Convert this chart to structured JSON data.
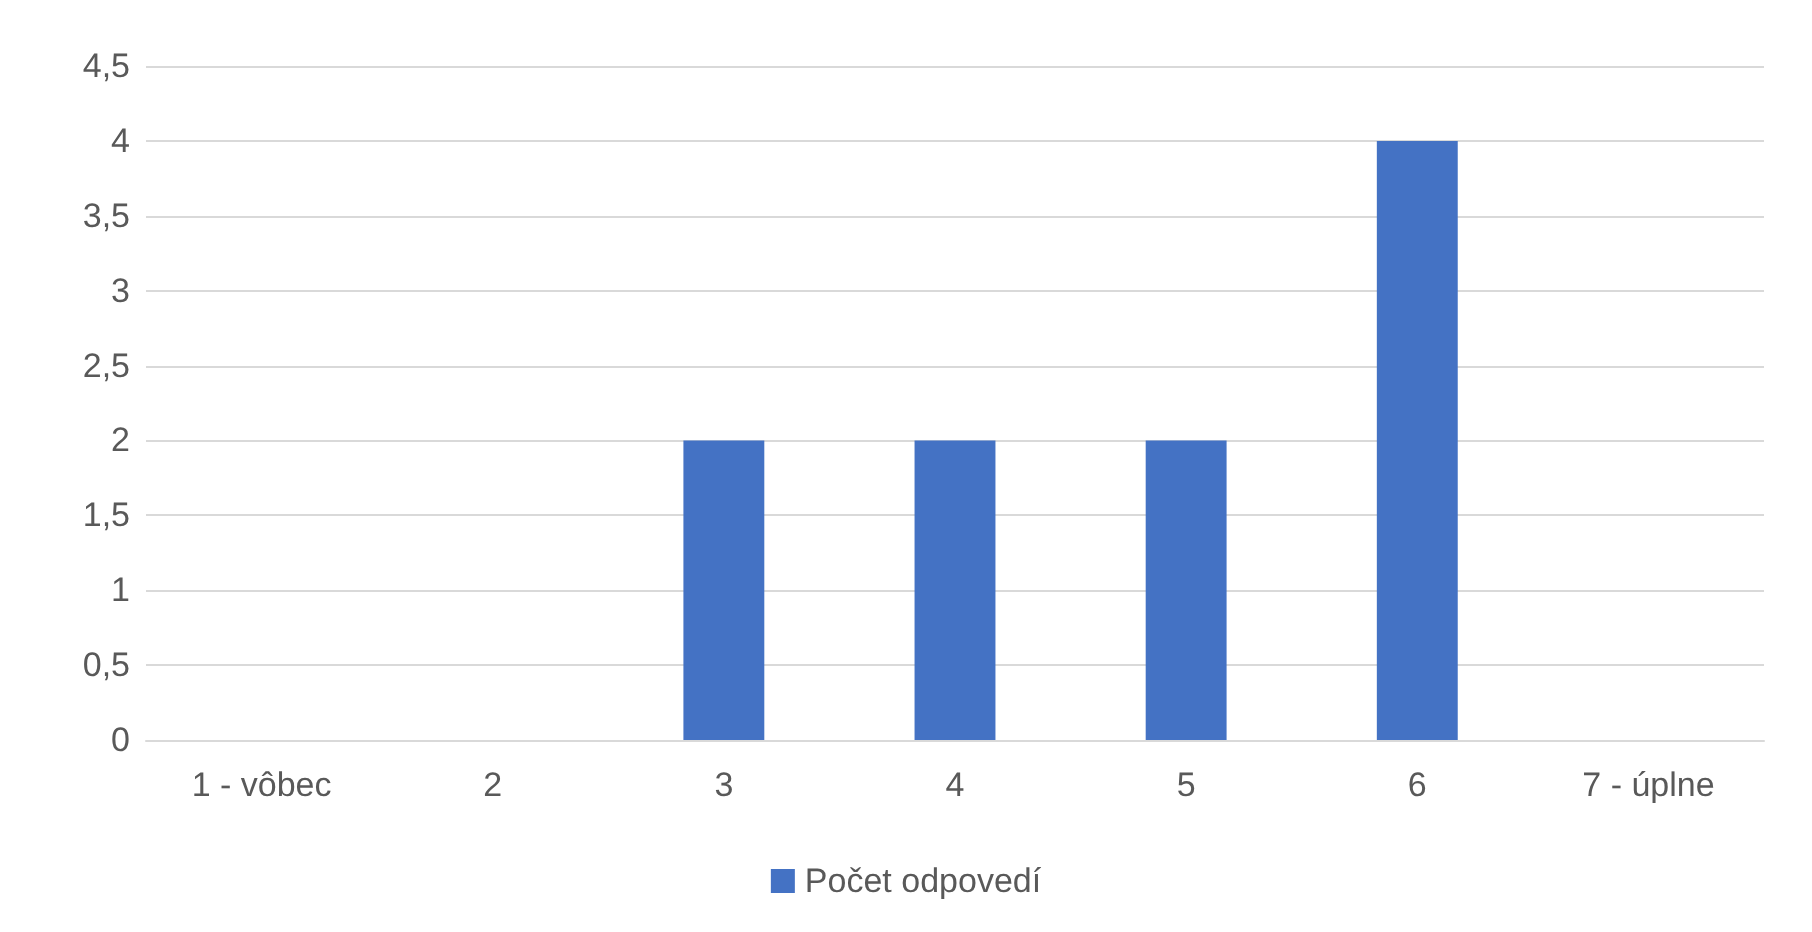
{
  "chart_data": {
    "type": "bar",
    "categories": [
      "1 - vôbec",
      "2",
      "3",
      "4",
      "5",
      "6",
      "7 - úplne"
    ],
    "series": [
      {
        "name": "Počet odpovedí",
        "color": "#4472c4",
        "values": [
          0,
          0,
          2,
          2,
          2,
          4,
          0
        ]
      }
    ],
    "ylim": [
      0,
      4.5
    ],
    "yticks": [
      0,
      {
        "value": 0.5,
        "label": "0,5"
      },
      1,
      {
        "value": 1.5,
        "label": "1,5"
      },
      2,
      {
        "value": 2.5,
        "label": "2,5"
      },
      3,
      {
        "value": 3.5,
        "label": "3,5"
      },
      4,
      {
        "value": 4.5,
        "label": "4,5"
      }
    ],
    "grid": "y",
    "legend": "bottom"
  }
}
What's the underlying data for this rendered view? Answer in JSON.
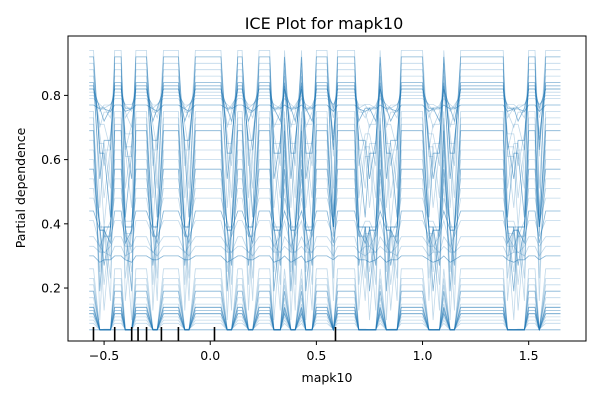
{
  "chart_data": {
    "type": "line",
    "title": "ICE Plot for mapk10",
    "xlabel": "mapk10",
    "ylabel": "Partial dependence",
    "xlim": [
      -0.67,
      1.77
    ],
    "ylim": [
      0.035,
      0.985
    ],
    "xticks": [
      {
        "value": -0.5,
        "label": "−0.5"
      },
      {
        "value": 0.0,
        "label": "0.0"
      },
      {
        "value": 0.5,
        "label": "0.5"
      },
      {
        "value": 1.0,
        "label": "1.0"
      },
      {
        "value": 1.5,
        "label": "1.5"
      }
    ],
    "yticks": [
      {
        "value": 0.2,
        "label": "0.2"
      },
      {
        "value": 0.4,
        "label": "0.4"
      },
      {
        "value": 0.6,
        "label": "0.6"
      },
      {
        "value": 0.8,
        "label": "0.8"
      }
    ],
    "grid": false,
    "line_color": "#1f77b4",
    "rug_color": "#000000",
    "rug_x": [
      -0.55,
      -0.45,
      -0.37,
      -0.34,
      -0.3,
      -0.23,
      -0.15,
      0.02,
      0.59
    ],
    "grid_x": [
      -0.57,
      -0.55,
      -0.52,
      -0.5,
      -0.47,
      -0.45,
      -0.42,
      -0.4,
      -0.37,
      -0.35,
      -0.32,
      -0.3,
      -0.27,
      -0.25,
      -0.22,
      -0.2,
      -0.17,
      -0.15,
      -0.12,
      -0.1,
      -0.07,
      -0.05,
      -0.02,
      0.0,
      0.03,
      0.05,
      0.08,
      0.1,
      0.13,
      0.15,
      0.18,
      0.2,
      0.23,
      0.25,
      0.28,
      0.3,
      0.33,
      0.35,
      0.38,
      0.4,
      0.43,
      0.45,
      0.48,
      0.5,
      0.53,
      0.55,
      0.58,
      0.6,
      0.63,
      0.65,
      0.68,
      0.7,
      0.73,
      0.75,
      0.78,
      0.8,
      0.83,
      0.85,
      0.88,
      0.9,
      0.93,
      0.95,
      0.98,
      1.0,
      1.03,
      1.05,
      1.08,
      1.1,
      1.13,
      1.15,
      1.18,
      1.2,
      1.23,
      1.25,
      1.28,
      1.3,
      1.33,
      1.35,
      1.38,
      1.4,
      1.43,
      1.45,
      1.48,
      1.5,
      1.53,
      1.55,
      1.58,
      1.6,
      1.63,
      1.65
    ],
    "curve_levels": [
      0.07,
      0.09,
      0.1,
      0.11,
      0.12,
      0.12,
      0.13,
      0.13,
      0.14,
      0.14,
      0.15,
      0.17,
      0.19,
      0.21,
      0.23,
      0.26,
      0.3,
      0.33,
      0.36,
      0.41,
      0.44,
      0.48,
      0.51,
      0.54,
      0.57,
      0.6,
      0.63,
      0.66,
      0.69,
      0.71,
      0.73,
      0.75,
      0.77,
      0.79,
      0.8,
      0.81,
      0.82,
      0.82,
      0.83,
      0.83,
      0.84,
      0.86,
      0.88,
      0.9,
      0.92,
      0.94
    ],
    "curve_drops": [
      0.02,
      0.03,
      0.05,
      0.08,
      0.1,
      0.12,
      0.2,
      0.25,
      0.3,
      0.35,
      0.4,
      0.45,
      0.5,
      0.55,
      0.6,
      0.65
    ],
    "dip_regions": [
      [
        -0.53,
        -0.47
      ],
      [
        -0.4,
        -0.36
      ],
      [
        -0.27,
        -0.23
      ],
      [
        -0.13,
        -0.09
      ],
      [
        0.06,
        0.1
      ],
      [
        0.17,
        0.21
      ],
      [
        0.29,
        0.33
      ],
      [
        0.38,
        0.41
      ],
      [
        0.45,
        0.49
      ],
      [
        0.56,
        0.59
      ],
      [
        0.69,
        0.78
      ],
      [
        0.81,
        0.88
      ],
      [
        1.02,
        1.09
      ],
      [
        1.13,
        1.17
      ],
      [
        1.4,
        1.48
      ],
      [
        1.54,
        1.57
      ]
    ]
  }
}
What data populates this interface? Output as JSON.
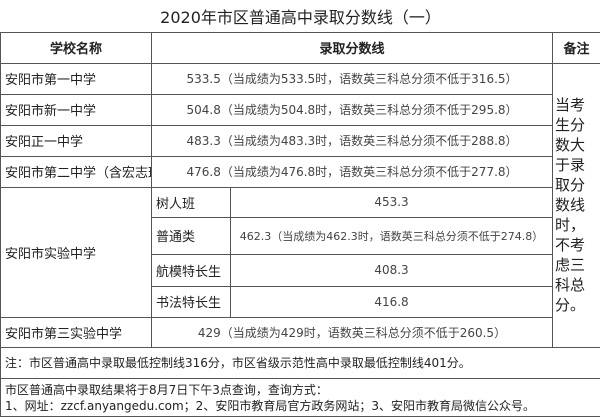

= WORK TO COMPLETE =
Out of the material above, select every line that holds the string "JSON".

= OUTPUT =
Convert this chart to structured JSON data.
What's the underlying data for this rendered view? Answer in JSON.
What data populates this interface? Output as JSON.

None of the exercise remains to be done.